◆ EXERCISE DESCRIPTION ◆
Read the records below. Copy each line where the string "document" occurs.

---------- LISTED RECORDS

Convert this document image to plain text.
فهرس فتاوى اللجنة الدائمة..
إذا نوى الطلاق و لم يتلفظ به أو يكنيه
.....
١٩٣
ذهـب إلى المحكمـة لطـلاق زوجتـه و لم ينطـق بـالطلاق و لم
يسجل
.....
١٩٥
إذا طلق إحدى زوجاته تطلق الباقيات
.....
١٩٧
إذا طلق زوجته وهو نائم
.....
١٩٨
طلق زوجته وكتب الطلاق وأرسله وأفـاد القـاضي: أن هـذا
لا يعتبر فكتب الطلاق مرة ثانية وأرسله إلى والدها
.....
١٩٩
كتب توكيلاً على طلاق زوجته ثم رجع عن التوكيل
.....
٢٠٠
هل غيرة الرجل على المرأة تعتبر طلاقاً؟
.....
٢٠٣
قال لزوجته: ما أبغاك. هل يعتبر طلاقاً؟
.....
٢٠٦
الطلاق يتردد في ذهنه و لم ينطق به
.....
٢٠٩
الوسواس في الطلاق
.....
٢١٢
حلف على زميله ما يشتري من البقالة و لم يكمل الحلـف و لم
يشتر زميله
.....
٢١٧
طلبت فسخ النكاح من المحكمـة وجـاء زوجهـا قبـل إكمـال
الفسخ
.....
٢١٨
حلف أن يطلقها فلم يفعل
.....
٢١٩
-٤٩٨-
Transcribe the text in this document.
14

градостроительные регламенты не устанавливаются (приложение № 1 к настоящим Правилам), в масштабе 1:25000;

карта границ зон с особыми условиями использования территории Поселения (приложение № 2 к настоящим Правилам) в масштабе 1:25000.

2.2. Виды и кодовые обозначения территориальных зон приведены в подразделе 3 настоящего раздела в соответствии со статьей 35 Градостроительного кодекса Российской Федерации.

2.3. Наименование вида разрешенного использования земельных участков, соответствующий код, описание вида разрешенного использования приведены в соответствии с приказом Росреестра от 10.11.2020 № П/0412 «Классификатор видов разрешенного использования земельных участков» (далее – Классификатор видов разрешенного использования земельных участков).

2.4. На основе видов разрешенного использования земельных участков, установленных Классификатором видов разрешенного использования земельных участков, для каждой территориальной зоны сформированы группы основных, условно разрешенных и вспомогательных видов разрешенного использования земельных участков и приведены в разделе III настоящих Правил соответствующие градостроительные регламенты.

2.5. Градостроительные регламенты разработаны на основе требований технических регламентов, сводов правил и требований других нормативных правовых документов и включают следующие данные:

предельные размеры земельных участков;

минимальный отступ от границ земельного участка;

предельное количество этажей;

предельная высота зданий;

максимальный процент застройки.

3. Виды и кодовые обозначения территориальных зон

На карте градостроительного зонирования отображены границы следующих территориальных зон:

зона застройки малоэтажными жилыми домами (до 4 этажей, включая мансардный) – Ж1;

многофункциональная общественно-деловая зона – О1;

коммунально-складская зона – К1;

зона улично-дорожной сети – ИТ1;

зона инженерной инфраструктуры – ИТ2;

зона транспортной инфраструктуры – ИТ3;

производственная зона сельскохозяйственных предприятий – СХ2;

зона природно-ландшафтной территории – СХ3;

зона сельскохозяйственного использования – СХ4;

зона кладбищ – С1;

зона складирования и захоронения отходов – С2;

--------------------

◆ WRITTEN ANSWER ◆
Convert this document image to plain text.
Transcribe the text in this document.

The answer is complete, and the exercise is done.